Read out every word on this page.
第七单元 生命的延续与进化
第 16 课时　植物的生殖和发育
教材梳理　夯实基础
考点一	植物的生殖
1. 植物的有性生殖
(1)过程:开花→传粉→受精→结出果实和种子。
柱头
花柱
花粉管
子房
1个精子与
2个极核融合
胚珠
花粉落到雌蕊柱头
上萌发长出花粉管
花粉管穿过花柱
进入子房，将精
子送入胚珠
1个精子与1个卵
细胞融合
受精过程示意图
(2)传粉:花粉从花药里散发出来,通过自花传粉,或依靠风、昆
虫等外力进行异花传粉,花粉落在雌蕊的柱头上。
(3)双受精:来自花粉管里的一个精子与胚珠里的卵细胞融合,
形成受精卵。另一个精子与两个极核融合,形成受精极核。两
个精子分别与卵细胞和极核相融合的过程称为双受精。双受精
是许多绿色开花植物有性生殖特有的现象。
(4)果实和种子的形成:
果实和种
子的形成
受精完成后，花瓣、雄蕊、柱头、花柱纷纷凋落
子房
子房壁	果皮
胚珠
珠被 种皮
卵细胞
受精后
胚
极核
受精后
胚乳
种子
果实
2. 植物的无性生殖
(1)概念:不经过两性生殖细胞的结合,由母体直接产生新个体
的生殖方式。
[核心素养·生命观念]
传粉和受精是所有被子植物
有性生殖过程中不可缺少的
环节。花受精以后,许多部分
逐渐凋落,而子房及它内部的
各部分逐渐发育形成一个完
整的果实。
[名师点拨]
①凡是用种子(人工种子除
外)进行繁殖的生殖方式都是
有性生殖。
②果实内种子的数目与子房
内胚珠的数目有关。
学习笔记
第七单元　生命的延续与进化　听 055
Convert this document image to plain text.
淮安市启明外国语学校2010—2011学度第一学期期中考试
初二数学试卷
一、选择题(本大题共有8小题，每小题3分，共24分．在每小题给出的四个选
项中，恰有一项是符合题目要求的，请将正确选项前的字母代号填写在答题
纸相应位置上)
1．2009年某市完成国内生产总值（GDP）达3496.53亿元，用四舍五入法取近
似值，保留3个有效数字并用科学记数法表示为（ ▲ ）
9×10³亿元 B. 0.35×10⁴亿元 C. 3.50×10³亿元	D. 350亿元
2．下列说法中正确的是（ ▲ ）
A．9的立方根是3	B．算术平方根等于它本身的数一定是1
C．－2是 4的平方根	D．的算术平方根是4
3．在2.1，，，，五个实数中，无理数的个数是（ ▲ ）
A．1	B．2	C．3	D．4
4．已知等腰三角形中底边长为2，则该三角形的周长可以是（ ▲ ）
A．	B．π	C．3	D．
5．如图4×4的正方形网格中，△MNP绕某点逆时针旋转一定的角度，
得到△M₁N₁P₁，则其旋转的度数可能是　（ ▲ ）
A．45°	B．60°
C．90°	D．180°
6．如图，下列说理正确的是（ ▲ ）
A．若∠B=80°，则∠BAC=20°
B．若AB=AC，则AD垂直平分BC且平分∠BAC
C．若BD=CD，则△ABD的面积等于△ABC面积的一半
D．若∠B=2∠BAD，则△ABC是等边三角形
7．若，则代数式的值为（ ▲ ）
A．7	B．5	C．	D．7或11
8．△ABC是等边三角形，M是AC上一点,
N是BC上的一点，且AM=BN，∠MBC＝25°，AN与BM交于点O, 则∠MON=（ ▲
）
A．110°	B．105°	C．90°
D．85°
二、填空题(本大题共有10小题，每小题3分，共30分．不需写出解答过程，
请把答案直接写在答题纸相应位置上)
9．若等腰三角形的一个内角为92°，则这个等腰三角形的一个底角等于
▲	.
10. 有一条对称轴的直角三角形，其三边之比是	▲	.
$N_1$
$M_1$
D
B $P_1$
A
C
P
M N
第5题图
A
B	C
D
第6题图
++++
**Instructions to follow:**
Each entry is to be returned in full, character for character.

**Result below:**
Read out every word on this page.
第七单元 生命的延续与进化
第 16 课时　植物的生殖和发育
教材梳理　夯实基础
考点一	植物的生殖
1. 植物的有性生殖
(1)过程:开花→传粉→受精→结出果实和种子。
柱头
花柱
花粉管
子房
1个精子与
2个极核融合
胚珠
花粉落到雌蕊柱头
上萌发长出花粉管
花粉管穿过花柱
进入子房，将精
子送入胚珠
1个精子与1个卵
细胞融合
受精过程示意图
(2)传粉:花粉从花药里散发出来,通过自花传粉,或依靠风、昆
虫等外力进行异花传粉,花粉落在雌蕊的柱头上。
(3)双受精:来自花粉管里的一个精子与胚珠里的卵细胞融合,
形成受精卵。另一个精子与两个极核融合,形成受精极核。两
个精子分别与卵细胞和极核相融合的过程称为双受精。双受精
是许多绿色开花植物有性生殖特有的现象。
(4)果实和种子的形成:
果实和种
子的形成
受精完成后，花瓣、雄蕊、柱头、花柱纷纷凋落
子房
子房壁	果皮
胚珠
珠被 种皮
卵细胞
受精后
胚
极核
受精后
胚乳
种子
果实
2. 植物的无性生殖
(1)概念:不经过两性生殖细胞的结合,由母体直接产生新个体
的生殖方式。
[核心素养·生命观念]
传粉和受精是所有被子植物
有性生殖过程中不可缺少的
环节。花受精以后,许多部分
逐渐凋落,而子房及它内部的
各部分逐渐发育形成一个完
整的果实。
[名师点拨]
①凡是用种子(人工种子除
外)进行繁殖的生殖方式都是
有性生殖。
②果实内种子的数目与子房
内胚珠的数目有关。
学习笔记
第七单元　生命的延续与进化　听 055
Convert this document image to plain text.
淮安市启明外国语学校2010—2011学度第一学期期中考试
初二数学试卷
一、选择题(本大题共有8小题，每小题3分，共24分．在每小题给出的四个选
项中，恰有一项是符合题目要求的，请将正确选项前的字母代号填写在答题
纸相应位置上)
1．2009年某市完成国内生产总值（GDP）达3496.53亿元，用四舍五入法取近
似值，保留3个有效数字并用科学记数法表示为（ ▲ ）
9×10³亿元 B. 0.35×10⁴亿元 C. 3.50×10³亿元	D. 350亿元
2．下列说法中正确的是（ ▲ ）
A．9的立方根是3	B．算术平方根等于它本身的数一定是1
C．－2是 4的平方根	D．的算术平方根是4
3．在2.1，，，，五个实数中，无理数的个数是（ ▲ ）
A．1	B．2	C．3	D．4
4．已知等腰三角形中底边长为2，则该三角形的周长可以是（ ▲ ）
A．	B．π	C．3	D．
5．如图4×4的正方形网格中，△MNP绕某点逆时针旋转一定的角度，
得到△M₁N₁P₁，则其旋转的度数可能是　（ ▲ ）
A．45°	B．60°
C．90°	D．180°
6．如图，下列说理正确的是（ ▲ ）
A．若∠B=80°，则∠BAC=20°
B．若AB=AC，则AD垂直平分BC且平分∠BAC
C．若BD=CD，则△ABD的面积等于△ABC面积的一半
D．若∠B=2∠BAD，则△ABC是等边三角形
7．若，则代数式的值为（ ▲ ）
A．7	B．5	C．	D．7或11
8．△ABC是等边三角形，M是AC上一点,
N是BC上的一点，且AM=BN，∠MBC＝25°，AN与BM交于点O, 则∠MON=（ ▲
）
A．110°	B．105°	C．90°
D．85°
二、填空题(本大题共有10小题，每小题3分，共30分．不需写出解答过程，
请把答案直接写在答题纸相应位置上)
9．若等腰三角形的一个内角为92°，则这个等腰三角形的一个底角等于
▲	.
10. 有一条对称轴的直角三角形，其三边之比是	▲	.
$N_1$
$M_1$
D
B $P_1$
A
C
P
M N
第5题图
A
B	C
D
第6题图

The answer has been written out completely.